No images are to be carried over; print all other material exactly as it stands.
>> begin
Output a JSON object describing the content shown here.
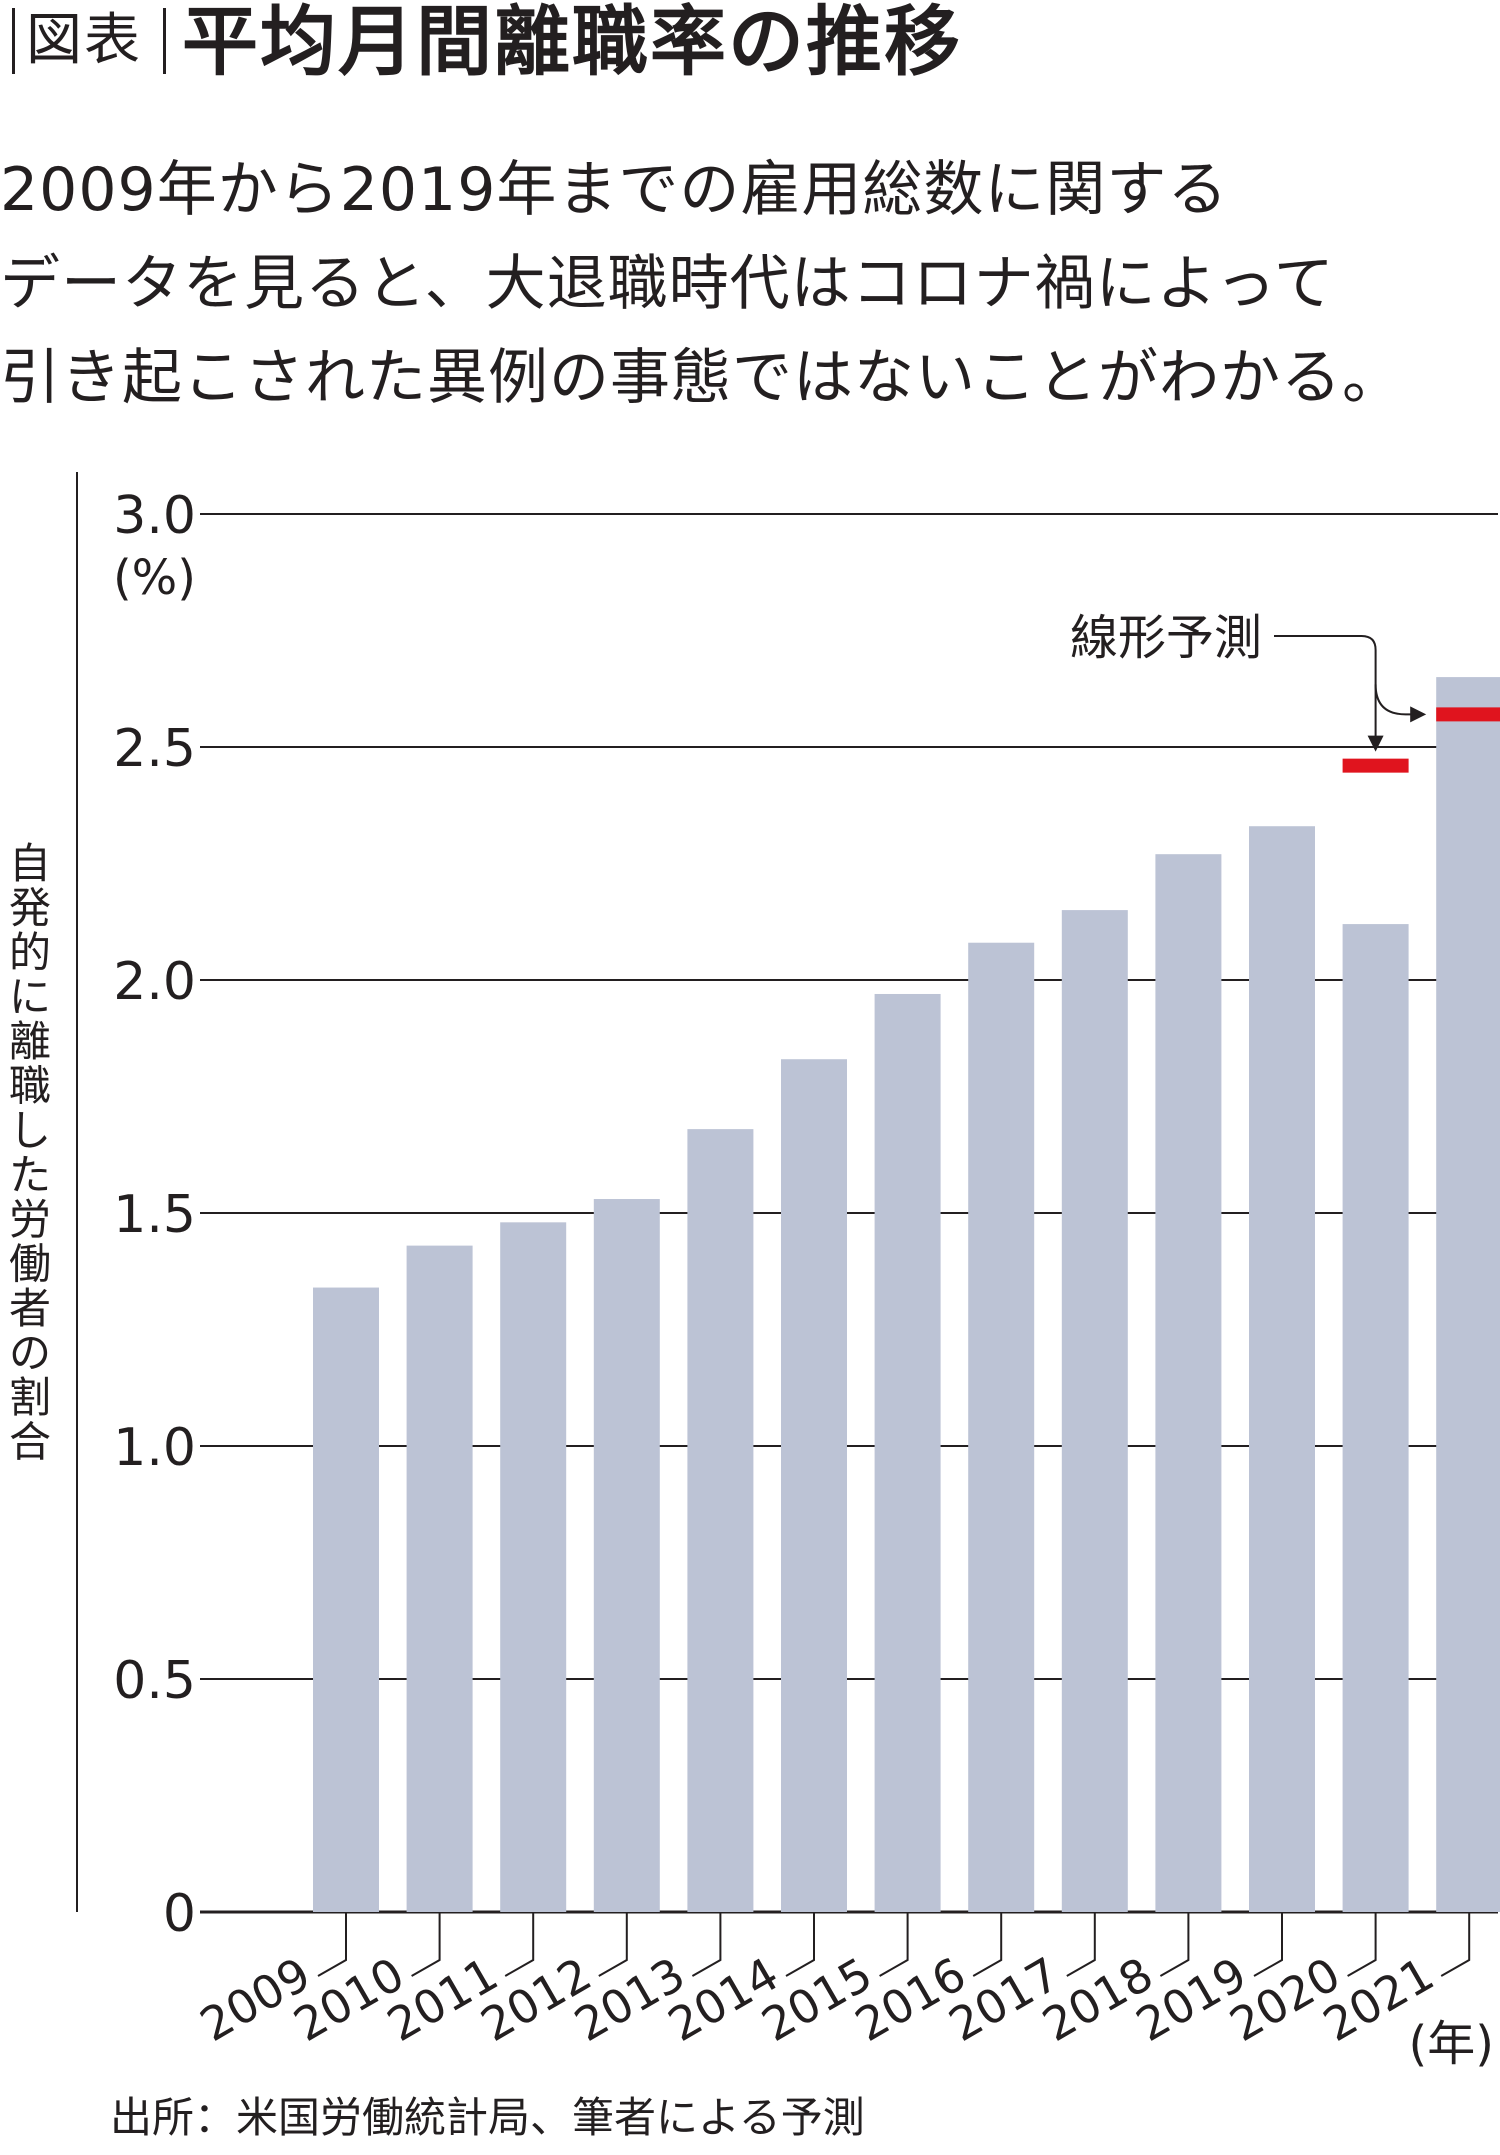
{
  "header": {
    "tag": "図表",
    "title": "平均月間離職率の推移"
  },
  "subtitle": {
    "lines": [
      "2009年から2019年までの雇用総数に関する",
      "データを見ると、大退職時代はコロナ禍によって",
      "引き起こされた異例の事態ではないことがわかる。"
    ]
  },
  "source": "出所：米国労働統計局、筆者による予測",
  "chart_data": {
    "type": "bar",
    "categories": [
      "2009",
      "2010",
      "2011",
      "2012",
      "2013",
      "2014",
      "2015",
      "2016",
      "2017",
      "2018",
      "2019",
      "2020",
      "2021"
    ],
    "values": [
      1.34,
      1.43,
      1.48,
      1.53,
      1.68,
      1.83,
      1.97,
      2.08,
      2.15,
      2.27,
      2.33,
      2.12,
      2.65
    ],
    "ylabel": "自発的に離職した労働者の割合",
    "y_unit": "(%)",
    "x_unit": "(年)",
    "ylim": [
      0,
      3.0
    ],
    "y_ticks": [
      {
        "value": 0,
        "label": "0"
      },
      {
        "value": 0.5,
        "label": "0.5"
      },
      {
        "value": 1.0,
        "label": "1.0"
      },
      {
        "value": 1.5,
        "label": "1.5"
      },
      {
        "value": 2.0,
        "label": "2.0"
      },
      {
        "value": 2.5,
        "label": "2.5"
      },
      {
        "value": 3.0,
        "label": "3.0"
      }
    ],
    "grid": true,
    "bar_color": "#bcc3d5",
    "linear_forecast": {
      "label": "線形予測",
      "color": "#e0141e",
      "points": [
        {
          "category": "2020",
          "value": 2.46
        },
        {
          "category": "2021",
          "value": 2.57
        }
      ]
    }
  }
}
>> end
TASK ANSWER:
Output a JSON object describing the content shown here.
{
  "header": {
    "tag": "図表",
    "title": "平均月間離職率の推移"
  },
  "subtitle": {
    "lines": [
      "2009年から2019年までの雇用総数に関する",
      "データを見ると、大退職時代はコロナ禍によって",
      "引き起こされた異例の事態ではないことがわかる。"
    ]
  },
  "source": "出所：米国労働統計局、筆者による予測",
  "chart_data": {
    "type": "bar",
    "categories": [
      "2009",
      "2010",
      "2011",
      "2012",
      "2013",
      "2014",
      "2015",
      "2016",
      "2017",
      "2018",
      "2019",
      "2020",
      "2021"
    ],
    "values": [
      1.34,
      1.43,
      1.48,
      1.53,
      1.68,
      1.83,
      1.97,
      2.08,
      2.15,
      2.27,
      2.33,
      2.12,
      2.65
    ],
    "ylabel": "自発的に離職した労働者の割合",
    "y_unit": "(%)",
    "x_unit": "(年)",
    "ylim": [
      0,
      3.0
    ],
    "y_ticks": [
      {
        "value": 0,
        "label": "0"
      },
      {
        "value": 0.5,
        "label": "0.5"
      },
      {
        "value": 1.0,
        "label": "1.0"
      },
      {
        "value": 1.5,
        "label": "1.5"
      },
      {
        "value": 2.0,
        "label": "2.0"
      },
      {
        "value": 2.5,
        "label": "2.5"
      },
      {
        "value": 3.0,
        "label": "3.0"
      }
    ],
    "grid": true,
    "bar_color": "#bcc3d5",
    "linear_forecast": {
      "label": "線形予測",
      "color": "#e0141e",
      "points": [
        {
          "category": "2020",
          "value": 2.46
        },
        {
          "category": "2021",
          "value": 2.57
        }
      ]
    }
  }
}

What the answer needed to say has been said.